= Set task =
Would you transcribe the listing that follows, character for character, and omit its images?
═════ Records shown
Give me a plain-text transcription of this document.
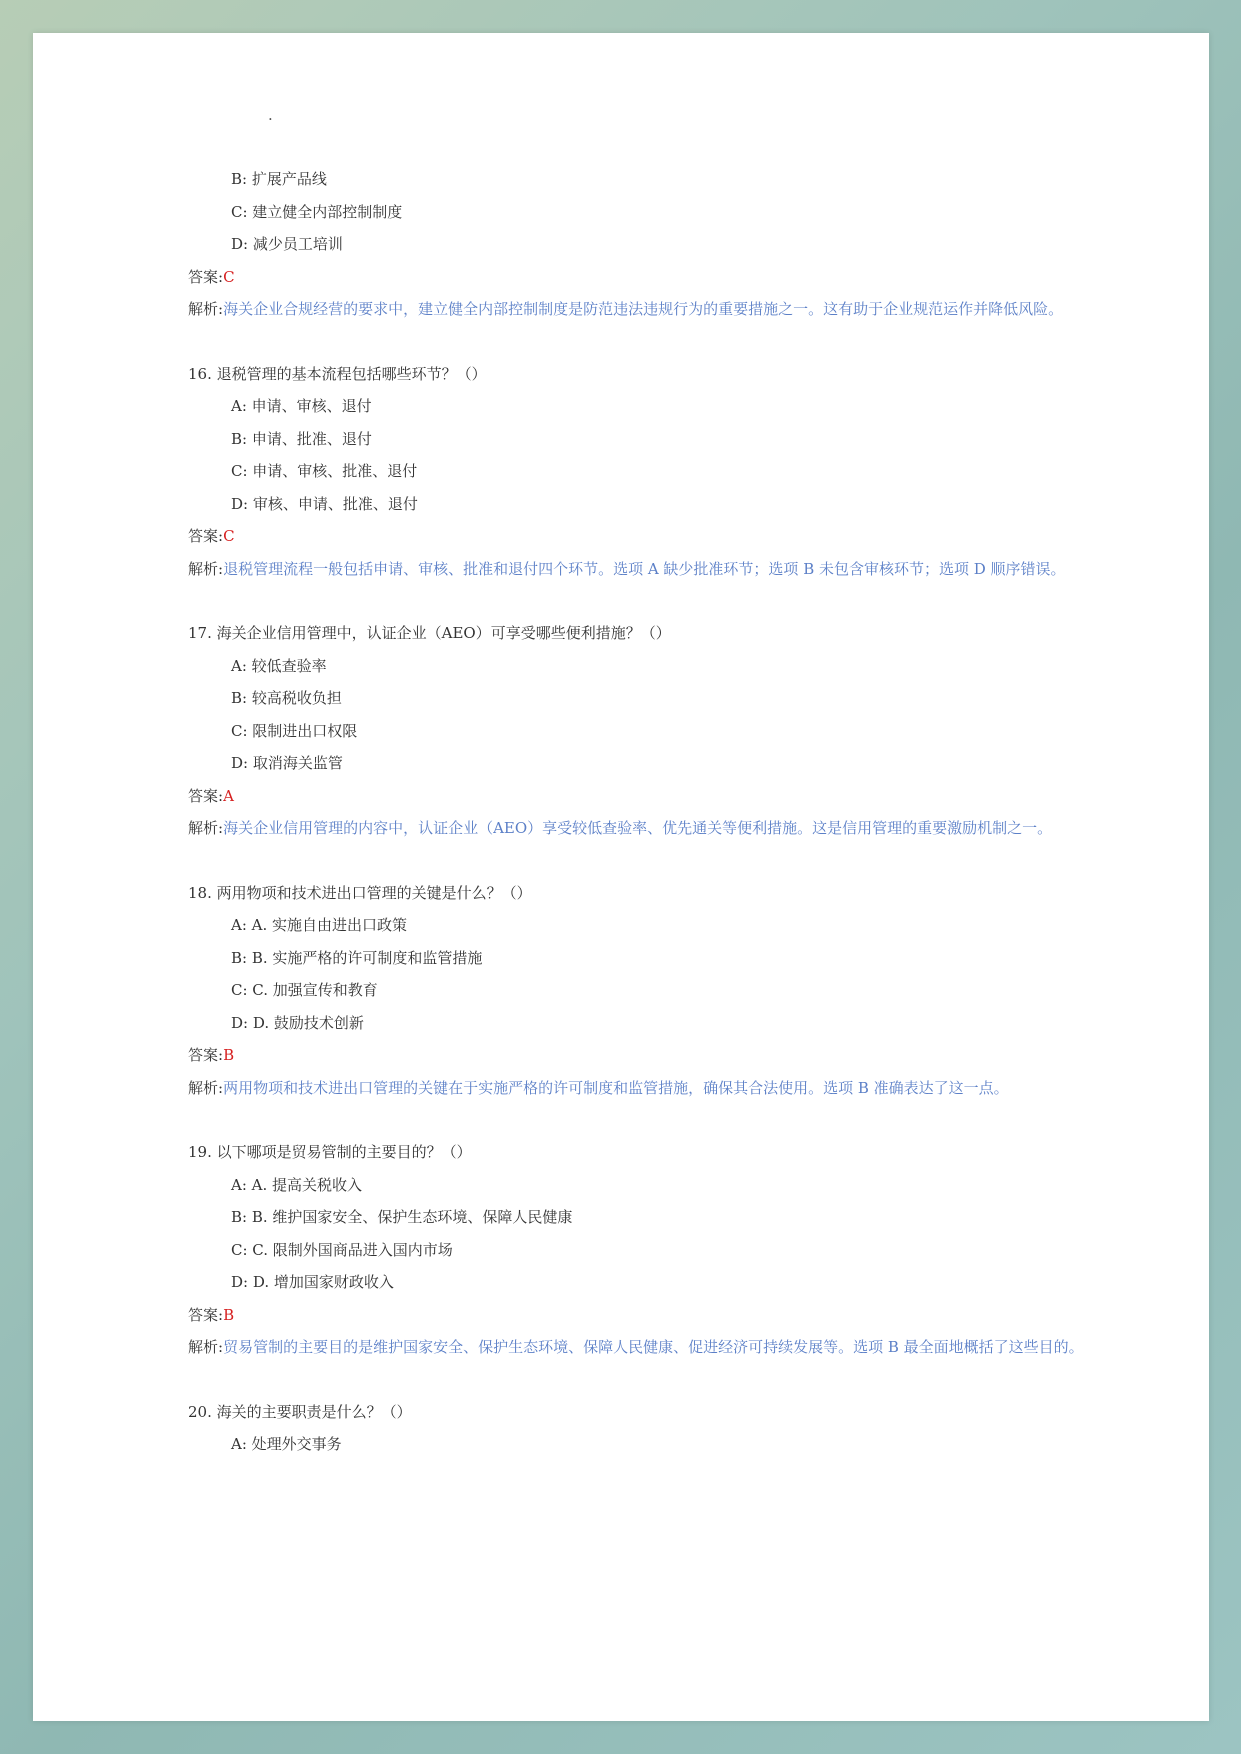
.
B: 扩展产品线
C: 建立健全内部控制制度
D: 减少员工培训
答案:C
解析:海关企业合规经营的要求中，建立健全内部控制制度是防范违法违规行为的重要措施之一。这有助于企业规范运作并降低风险。
16. 退税管理的基本流程包括哪些环节？（）
A: 申请、审核、退付
B: 申请、批准、退付
C: 申请、审核、批准、退付
D: 审核、申请、批准、退付
答案:C
解析:退税管理流程一般包括申请、审核、批准和退付四个环节。选项 A 缺少批准环节；选项 B 未包含审核环节；选项 D 顺序错误。
17. 海关企业信用管理中，认证企业（AEO）可享受哪些便利措施？（）
A: 较低查验率
B: 较高税收负担
C: 限制进出口权限
D: 取消海关监管
答案:A
解析:海关企业信用管理的内容中，认证企业（AEO）享受较低查验率、优先通关等便利措施。这是信用管理的重要激励机制之一。
18. 两用物项和技术进出口管理的关键是什么？（）
A: A. 实施自由进出口政策
B: B. 实施严格的许可制度和监管措施
C: C. 加强宣传和教育
D: D. 鼓励技术创新
答案:B
解析:两用物项和技术进出口管理的关键在于实施严格的许可制度和监管措施，确保其合法使用。选项 B 准确表达了这一点。
19. 以下哪项是贸易管制的主要目的？（）
A: A. 提高关税收入
B: B. 维护国家安全、保护生态环境、保障人民健康
C: C. 限制外国商品进入国内市场
D: D. 增加国家财政收入
答案:B
解析:贸易管制的主要目的是维护国家安全、保护生态环境、保障人民健康、促进经济可持续发展等。选项 B 最全面地概括了这些目的。
20. 海关的主要职责是什么？（）
A: 处理外交事务
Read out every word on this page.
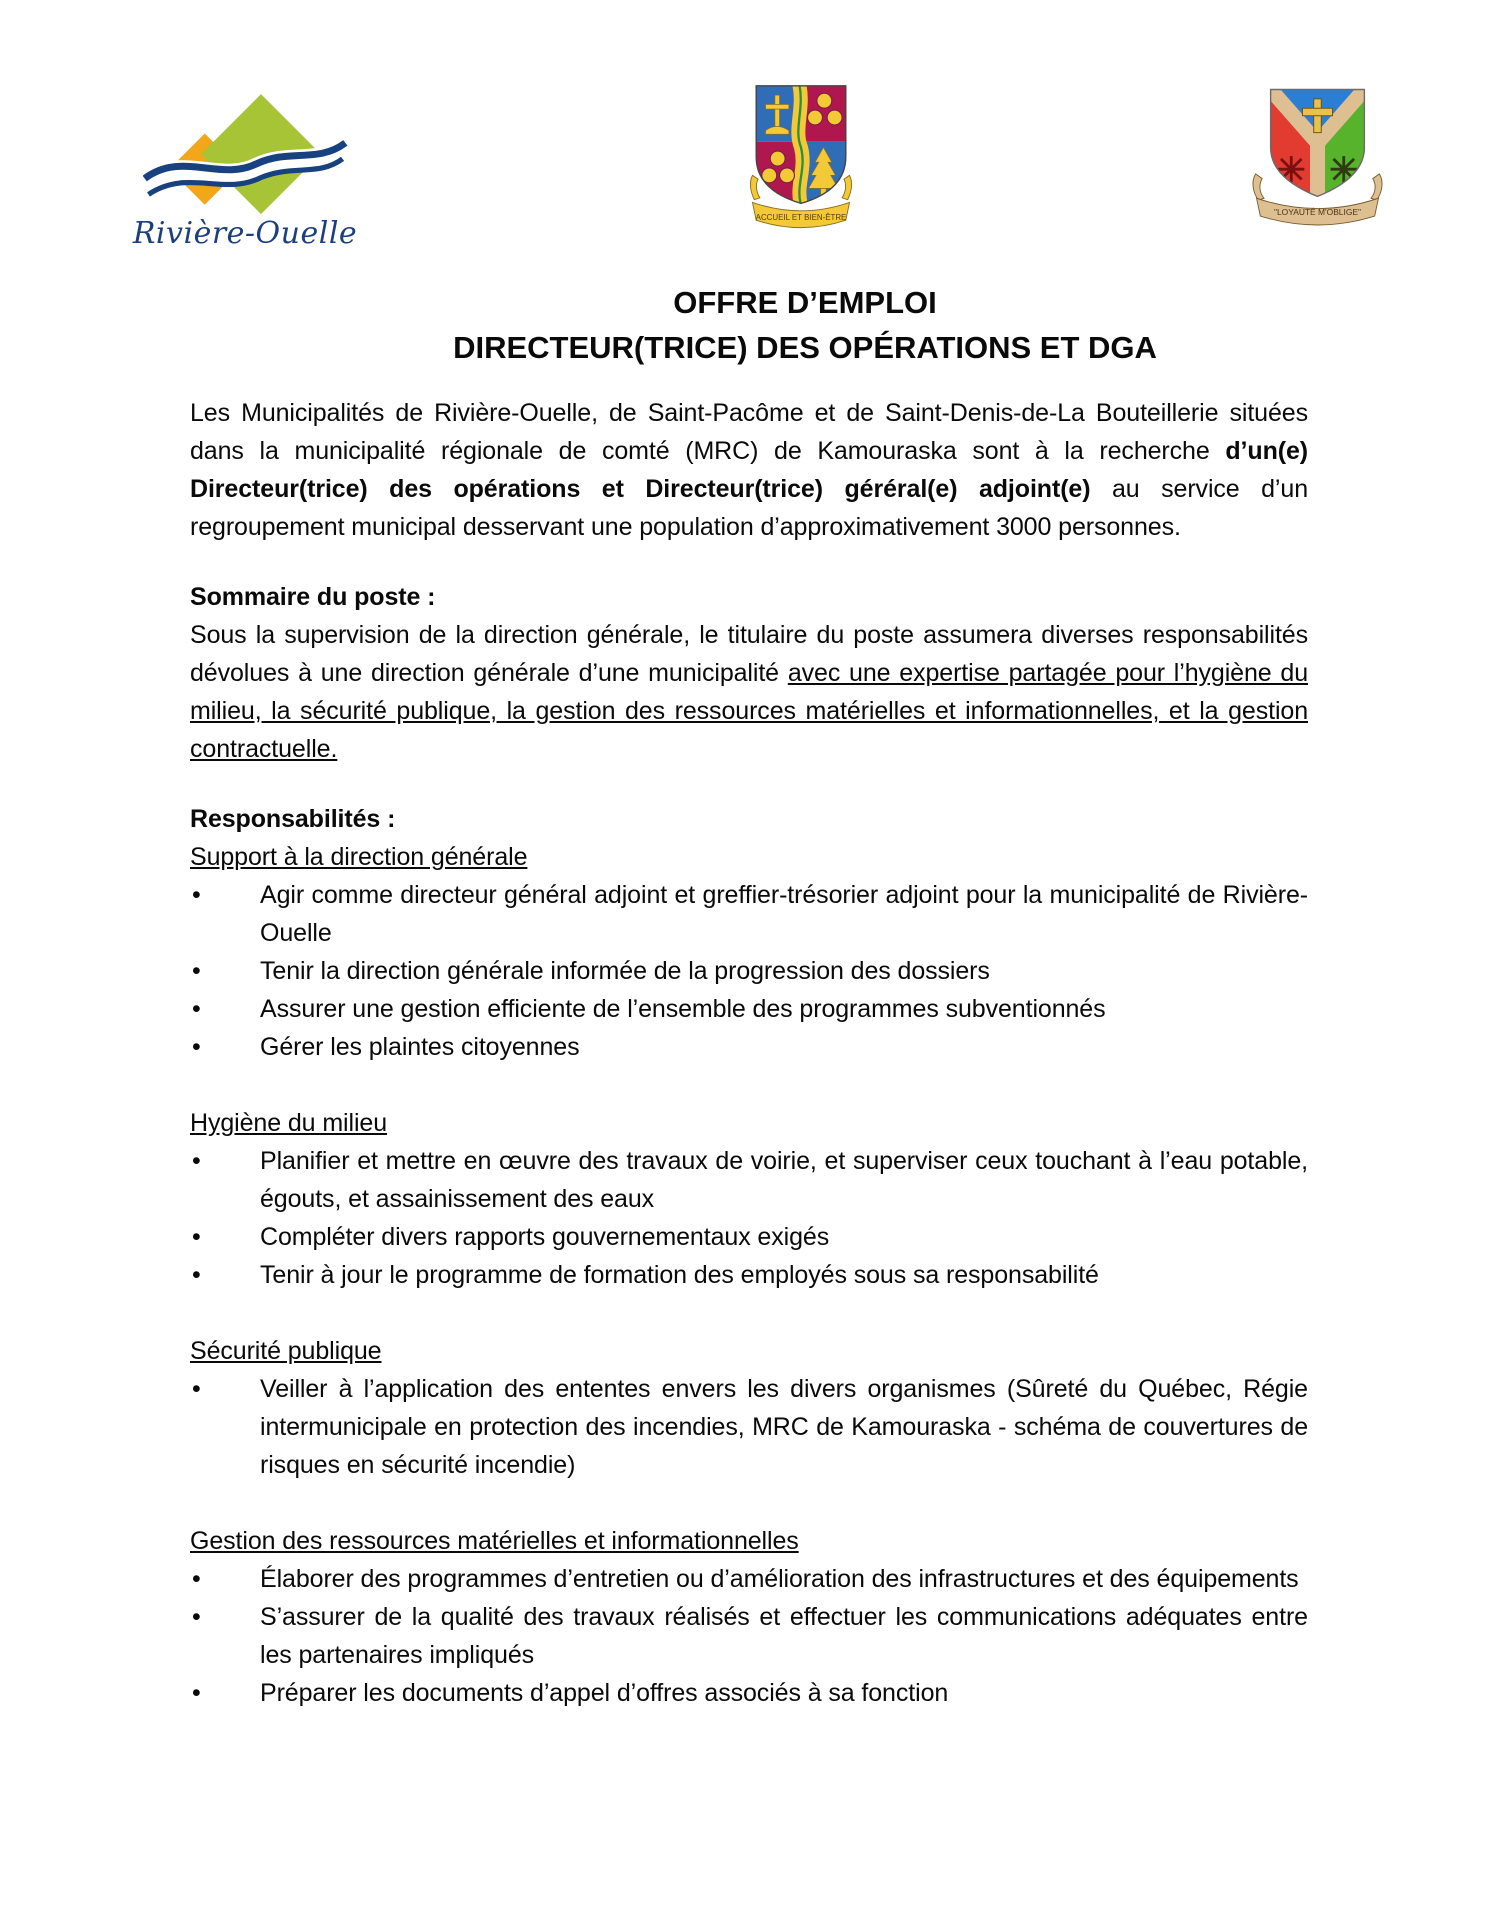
Rivière-Ouelle	ACCUEIL ET BIEN-ÊTRE
"LOYAUTÉ M'OBLIGE"
OFFRE D’EMPLOI
DIRECTEUR(TRICE) DES OPÉRATIONS ET DGA

Les Municipalités de Rivière-Ouelle, de Saint-Pacôme et de Saint-Denis-de-La Bouteillerie situées dans la municipalité régionale de comté (MRC) de Kamouraska sont à la recherche d’un(e) Directeur(trice) des opérations et Directeur(trice) géréral(e) adjoint(e) au service d’un regroupement municipal desservant une population d’approximativement 3000 personnes.

Sommaire du poste :

Sous la supervision de la direction générale, le titulaire du poste assumera diverses responsabilités dévolues à une direction générale d’une municipalité avec une expertise partagée pour l’hygiène du milieu, la sécurité publique, la gestion des ressources matérielles et informationnelles, et la gestion contractuelle.

Responsabilités :

Support à la direction générale

• Agir comme directeur général adjoint et greffier-trésorier adjoint pour la municipalité de Rivière-Ouelle
• Tenir la direction générale informée de la progression des dossiers
• Assurer une gestion efficiente de l’ensemble des programmes subventionnés
• Gérer les plaintes citoyennes

Hygiène du milieu

• Planifier et mettre en œuvre des travaux de voirie, et superviser ceux touchant à l’eau potable, égouts, et assainissement des eaux
• Compléter divers rapports gouvernementaux exigés
• Tenir à jour le programme de formation des employés sous sa responsabilité

Sécurité publique

• Veiller à l’application des ententes envers les divers organismes (Sûreté du Québec, Régie intermunicipale en protection des incendies, MRC de Kamouraska - schéma de couvertures de risques en sécurité incendie)

Gestion des ressources matérielles et informationnelles

• Élaborer des programmes d’entretien ou d’amélioration des infrastructures et des équipements
• S’assurer de la qualité des travaux réalisés et effectuer les communications adéquates entre les partenaires impliqués
• Préparer les documents d’appel d’offres associés à sa fonction
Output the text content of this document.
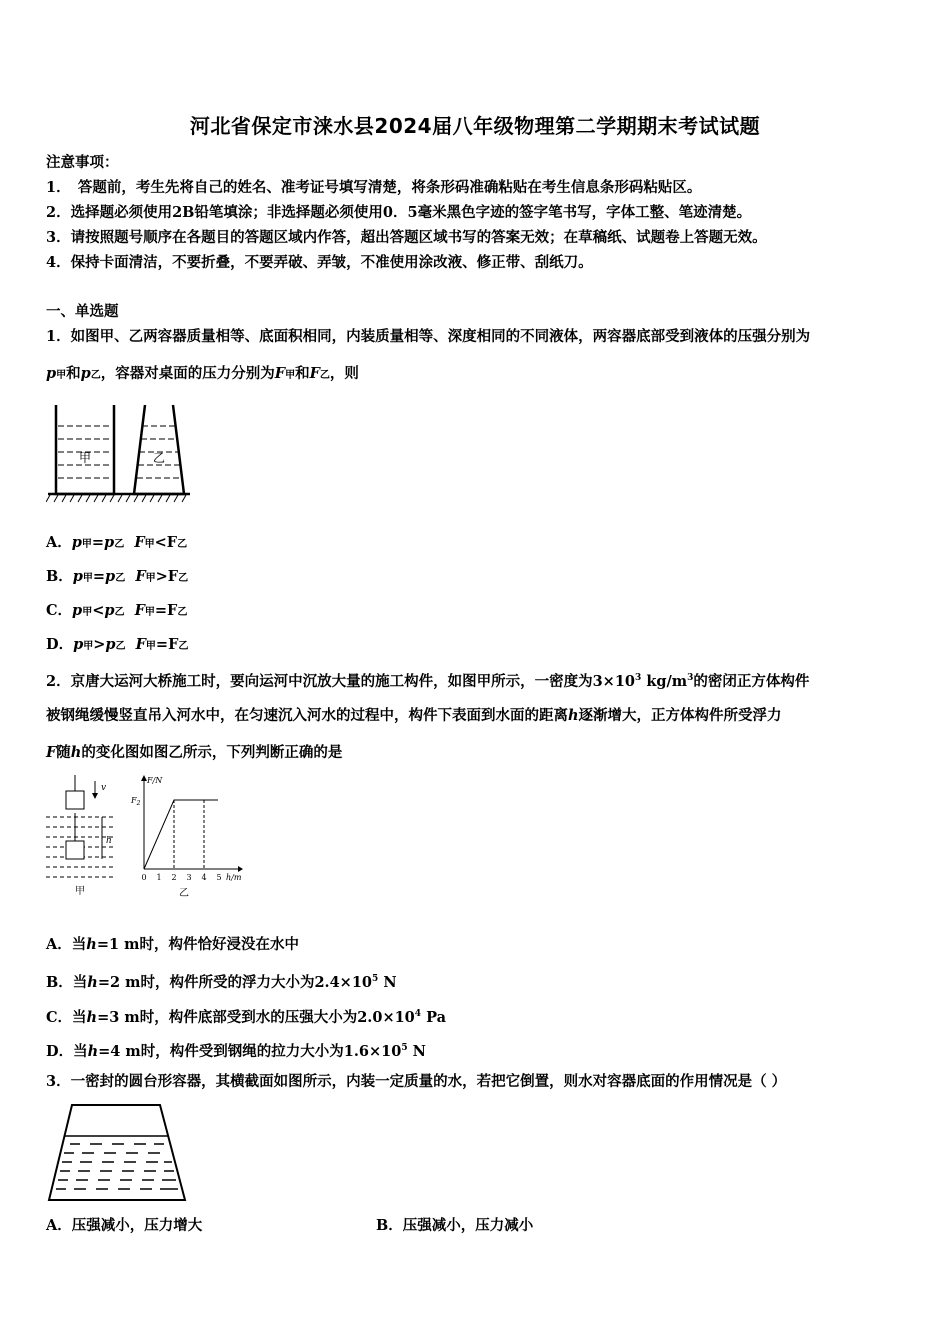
河北省保定市涞水县2024届八年级物理第二学期期末考试试题
注意事项：
1．　答题前，考生先将自己的姓名、准考证号填写清楚，将条形码准确粘贴在考生信息条形码粘贴区。
2．选择题必须使用2B铅笔填涂；非选择题必须使用0．5毫米黑色字迹的签字笔书写，字体工整、笔迹清楚。
3．请按照题号顺序在各题目的答题区域内作答，超出答题区域书写的答案无效；在草稿纸、试题卷上答题无效。
4．保持卡面清洁，不要折叠，不要弄破、弄皱，不准使用涂改液、修正带、刮纸刀。
一、单选题
1．如图甲、乙两容器质量相等、底面积相同，内装质量相等、深度相同的不同液体，两容器底部受到液体的压强分别为
p甲和p乙，容器对桌面的压力分别为F甲和F乙，则
甲	乙
A．p甲=p乙 F甲<F乙
B．p甲=p乙 F甲>F乙
C．p甲<p乙 F甲=F乙
D．p甲>p乙 F甲=F乙
2．京唐大运河大桥施工时，要向运河中沉放大量的施工构件，如图甲所示，一密度为$3\times 10^3$ $kg/m^3$的密闭正方体构件
被钢绳缓慢竖直吊入河水中，在匀速沉入河水的过程中，构件下表面到水面的距离h逐渐增大，正方体构件所受浮力
F随h的变化图如图乙所示，下列判断正确的是
v
h
甲
F/N
$F_2$
0 1 2 3 4 5 h/m
乙
A．当h=1 m时，构件恰好浸没在水中
B．当h=2 m时，构件所受的浮力大小为$2.4\times 10^5$ N
C．当h=3 m时，构件底部受到水的压强大小为$2.0\times 10^4$ Pa
D．当h=4 m时，构件受到钢绳的拉力大小为$1.6\times 10^5$ N
3．一密封的圆台形容器，其横截面如图所示，内装一定质量的水，若把它倒置，则水对容器底面的作用情况是（ ）
A．压强减小，压力增大	B．压强减小，压力减小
══════════
= Task answer =
Give me a plain-text transcription of this document.
.
B: 扩展产品线
C: 建立健全内部控制制度
D: 减少员工培训
答案:C
解析:海关企业合规经营的要求中，建立健全内部控制制度是防范违法违规行为的重要措施之一。这有助于企业规范运作并降低风险。
16. 退税管理的基本流程包括哪些环节？（）
A: 申请、审核、退付
B: 申请、批准、退付
C: 申请、审核、批准、退付
D: 审核、申请、批准、退付
答案:C
解析:退税管理流程一般包括申请、审核、批准和退付四个环节。选项 A 缺少批准环节；选项 B 未包含审核环节；选项 D 顺序错误。
17. 海关企业信用管理中，认证企业（AEO）可享受哪些便利措施？（）
A: 较低查验率
B: 较高税收负担
C: 限制进出口权限
D: 取消海关监管
答案:A
解析:海关企业信用管理的内容中，认证企业（AEO）享受较低查验率、优先通关等便利措施。这是信用管理的重要激励机制之一。
18. 两用物项和技术进出口管理的关键是什么？（）
A: A. 实施自由进出口政策
B: B. 实施严格的许可制度和监管措施
C: C. 加强宣传和教育
D: D. 鼓励技术创新
答案:B
解析:两用物项和技术进出口管理的关键在于实施严格的许可制度和监管措施，确保其合法使用。选项 B 准确表达了这一点。
19. 以下哪项是贸易管制的主要目的？（）
A: A. 提高关税收入
B: B. 维护国家安全、保护生态环境、保障人民健康
C: C. 限制外国商品进入国内市场
D: D. 增加国家财政收入
答案:B
解析:贸易管制的主要目的是维护国家安全、保护生态环境、保障人民健康、促进经济可持续发展等。选项 B 最全面地概括了这些目的。
20. 海关的主要职责是什么？（）
A: 处理外交事务
Read out every word on this page.
Rivière-Ouelle	ACCUEIL ET BIEN-ÊTRE
"LOYAUTÉ M'OBLIGE"
OFFRE D’EMPLOI
DIRECTEUR(TRICE) DES OPÉRATIONS ET DGA

Les Municipalités de Rivière-Ouelle, de Saint-Pacôme et de Saint-Denis-de-La Bouteillerie situées dans la municipalité régionale de comté (MRC) de Kamouraska sont à la recherche d’un(e) Directeur(trice) des opérations et Directeur(trice) géréral(e) adjoint(e) au service d’un regroupement municipal desservant une population d’approximativement 3000 personnes.

Sommaire du poste :

Sous la supervision de la direction générale, le titulaire du poste assumera diverses responsabilités dévolues à une direction générale d’une municipalité avec une expertise partagée pour l’hygiène du milieu, la sécurité publique, la gestion des ressources matérielles et informationnelles, et la gestion contractuelle.

Responsabilités :

Support à la direction générale

• Agir comme directeur général adjoint et greffier-trésorier adjoint pour la municipalité de Rivière-Ouelle
• Tenir la direction générale informée de la progression des dossiers
• Assurer une gestion efficiente de l’ensemble des programmes subventionnés
• Gérer les plaintes citoyennes

Hygiène du milieu

• Planifier et mettre en œuvre des travaux de voirie, et superviser ceux touchant à l’eau potable, égouts, et assainissement des eaux
• Compléter divers rapports gouvernementaux exigés
• Tenir à jour le programme de formation des employés sous sa responsabilité

Sécurité publique

• Veiller à l’application des ententes envers les divers organismes (Sûreté du Québec, Régie intermunicipale en protection des incendies, MRC de Kamouraska - schéma de couvertures de risques en sécurité incendie)

Gestion des ressources matérielles et informationnelles

• Élaborer des programmes d’entretien ou d’amélioration des infrastructures et des équipements
• S’assurer de la qualité des travaux réalisés et effectuer les communications adéquates entre les partenaires impliqués
• Préparer les documents d’appel d’offres associés à sa fonction
Output the text content of this document.
河北省保定市涞水县2024届八年级物理第二学期期末考试试题
注意事项：
1．　答题前，考生先将自己的姓名、准考证号填写清楚，将条形码准确粘贴在考生信息条形码粘贴区。
2．选择题必须使用2B铅笔填涂；非选择题必须使用0．5毫米黑色字迹的签字笔书写，字体工整、笔迹清楚。
3．请按照题号顺序在各题目的答题区域内作答，超出答题区域书写的答案无效；在草稿纸、试题卷上答题无效。
4．保持卡面清洁，不要折叠，不要弄破、弄皱，不准使用涂改液、修正带、刮纸刀。
一、单选题
1．如图甲、乙两容器质量相等、底面积相同，内装质量相等、深度相同的不同液体，两容器底部受到液体的压强分别为
p甲和p乙，容器对桌面的压力分别为F甲和F乙，则
甲	乙
A．p甲=p乙 F甲<F乙
B．p甲=p乙 F甲>F乙
C．p甲<p乙 F甲=F乙
D．p甲>p乙 F甲=F乙
2．京唐大运河大桥施工时，要向运河中沉放大量的施工构件，如图甲所示，一密度为$3\times 10^3$ $kg/m^3$的密闭正方体构件
被钢绳缓慢竖直吊入河水中，在匀速沉入河水的过程中，构件下表面到水面的距离h逐渐增大，正方体构件所受浮力
F随h的变化图如图乙所示，下列判断正确的是
v
h
甲
F/N
$F_2$
0 1 2 3 4 5 h/m
乙
A．当h=1 m时，构件恰好浸没在水中
B．当h=2 m时，构件所受的浮力大小为$2.4\times 10^5$ N
C．当h=3 m时，构件底部受到水的压强大小为$2.0\times 10^4$ Pa
D．当h=4 m时，构件受到钢绳的拉力大小为$1.6\times 10^5$ N
3．一密封的圆台形容器，其横截面如图所示，内装一定质量的水，若把它倒置，则水对容器底面的作用情况是（ ）
A．压强减小，压力增大	B．压强减小，压力减小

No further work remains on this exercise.